#### WHAT TO WORK ON:
Transcribe every line, keeping it exact.

[Start of RECORDS PROVIDED]

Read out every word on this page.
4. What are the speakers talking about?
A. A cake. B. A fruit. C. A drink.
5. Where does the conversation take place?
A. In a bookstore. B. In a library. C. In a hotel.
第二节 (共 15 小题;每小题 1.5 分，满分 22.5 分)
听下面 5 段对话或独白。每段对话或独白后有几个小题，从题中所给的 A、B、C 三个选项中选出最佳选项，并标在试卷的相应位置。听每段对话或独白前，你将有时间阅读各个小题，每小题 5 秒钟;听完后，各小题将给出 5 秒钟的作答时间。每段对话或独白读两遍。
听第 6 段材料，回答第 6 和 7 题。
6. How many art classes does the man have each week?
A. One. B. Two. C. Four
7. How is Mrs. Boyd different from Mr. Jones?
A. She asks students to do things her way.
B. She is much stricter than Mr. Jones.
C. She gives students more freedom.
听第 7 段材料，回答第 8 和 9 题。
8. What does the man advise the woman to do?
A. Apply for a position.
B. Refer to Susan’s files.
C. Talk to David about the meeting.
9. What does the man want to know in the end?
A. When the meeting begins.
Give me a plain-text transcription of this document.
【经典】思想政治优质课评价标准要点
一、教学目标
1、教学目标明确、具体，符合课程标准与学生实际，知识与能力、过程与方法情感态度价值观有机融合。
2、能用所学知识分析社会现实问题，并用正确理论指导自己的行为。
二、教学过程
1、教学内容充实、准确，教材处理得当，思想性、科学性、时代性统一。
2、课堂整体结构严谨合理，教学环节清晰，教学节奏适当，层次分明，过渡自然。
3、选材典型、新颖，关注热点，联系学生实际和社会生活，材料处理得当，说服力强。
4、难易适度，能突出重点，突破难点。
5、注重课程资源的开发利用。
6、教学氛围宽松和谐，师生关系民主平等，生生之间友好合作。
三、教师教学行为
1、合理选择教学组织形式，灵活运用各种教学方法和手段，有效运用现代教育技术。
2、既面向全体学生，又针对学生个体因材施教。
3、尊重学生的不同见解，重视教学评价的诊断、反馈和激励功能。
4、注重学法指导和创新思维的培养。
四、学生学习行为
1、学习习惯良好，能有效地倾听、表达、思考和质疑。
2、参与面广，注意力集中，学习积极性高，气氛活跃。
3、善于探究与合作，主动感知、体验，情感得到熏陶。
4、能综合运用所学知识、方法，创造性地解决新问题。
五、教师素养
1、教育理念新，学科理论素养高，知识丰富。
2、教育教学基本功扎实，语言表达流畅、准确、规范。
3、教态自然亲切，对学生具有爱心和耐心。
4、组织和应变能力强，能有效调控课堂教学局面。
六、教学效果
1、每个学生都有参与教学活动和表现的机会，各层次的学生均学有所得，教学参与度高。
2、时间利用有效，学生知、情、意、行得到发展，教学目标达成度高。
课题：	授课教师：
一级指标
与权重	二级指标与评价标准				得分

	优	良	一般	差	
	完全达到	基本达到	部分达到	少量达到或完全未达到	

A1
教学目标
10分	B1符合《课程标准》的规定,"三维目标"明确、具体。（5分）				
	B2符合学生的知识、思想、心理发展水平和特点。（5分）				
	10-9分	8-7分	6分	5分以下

[End of RECORDS PROVIDED]

#### OUTPUT:
Read out every word on this page.
4. What are the speakers talking about?
A. A cake. B. A fruit. C. A drink.
5. Where does the conversation take place?
A. In a bookstore. B. In a library. C. In a hotel.
第二节 (共 15 小题;每小题 1.5 分，满分 22.5 分)
听下面 5 段对话或独白。每段对话或独白后有几个小题，从题中所给的 A、B、C 三个选项中选出最佳选项，并标在试卷的相应位置。听每段对话或独白前，你将有时间阅读各个小题，每小题 5 秒钟;听完后，各小题将给出 5 秒钟的作答时间。每段对话或独白读两遍。
听第 6 段材料，回答第 6 和 7 题。
6. How many art classes does the man have each week?
A. One. B. Two. C. Four
7. How is Mrs. Boyd different from Mr. Jones?
A. She asks students to do things her way.
B. She is much stricter than Mr. Jones.
C. She gives students more freedom.
听第 7 段材料，回答第 8 和 9 题。
8. What does the man advise the woman to do?
A. Apply for a position.
B. Refer to Susan’s files.
C. Talk to David about the meeting.
9. What does the man want to know in the end?
A. When the meeting begins.
Give me a plain-text transcription of this document.
【经典】思想政治优质课评价标准要点
一、教学目标
1、教学目标明确、具体，符合课程标准与学生实际，知识与能力、过程与方法情感态度价值观有机融合。
2、能用所学知识分析社会现实问题，并用正确理论指导自己的行为。
二、教学过程
1、教学内容充实、准确，教材处理得当，思想性、科学性、时代性统一。
2、课堂整体结构严谨合理，教学环节清晰，教学节奏适当，层次分明，过渡自然。
3、选材典型、新颖，关注热点，联系学生实际和社会生活，材料处理得当，说服力强。
4、难易适度，能突出重点，突破难点。
5、注重课程资源的开发利用。
6、教学氛围宽松和谐，师生关系民主平等，生生之间友好合作。
三、教师教学行为
1、合理选择教学组织形式，灵活运用各种教学方法和手段，有效运用现代教育技术。
2、既面向全体学生，又针对学生个体因材施教。
3、尊重学生的不同见解，重视教学评价的诊断、反馈和激励功能。
4、注重学法指导和创新思维的培养。
四、学生学习行为
1、学习习惯良好，能有效地倾听、表达、思考和质疑。
2、参与面广，注意力集中，学习积极性高，气氛活跃。
3、善于探究与合作，主动感知、体验，情感得到熏陶。
4、能综合运用所学知识、方法，创造性地解决新问题。
五、教师素养
1、教育理念新，学科理论素养高，知识丰富。
2、教育教学基本功扎实，语言表达流畅、准确、规范。
3、教态自然亲切，对学生具有爱心和耐心。
4、组织和应变能力强，能有效调控课堂教学局面。
六、教学效果
1、每个学生都有参与教学活动和表现的机会，各层次的学生均学有所得，教学参与度高。
2、时间利用有效，学生知、情、意、行得到发展，教学目标达成度高。
课题：	授课教师：
一级指标
与权重	二级指标与评价标准				得分

	优	良	一般	差	
	完全达到	基本达到	部分达到	少量达到或完全未达到	

A1
教学目标
10分	B1符合《课程标准》的规定,"三维目标"明确、具体。（5分）				
	B2符合学生的知识、思想、心理发展水平和特点。（5分）				
	10-9分	8-7分	6分	5分以下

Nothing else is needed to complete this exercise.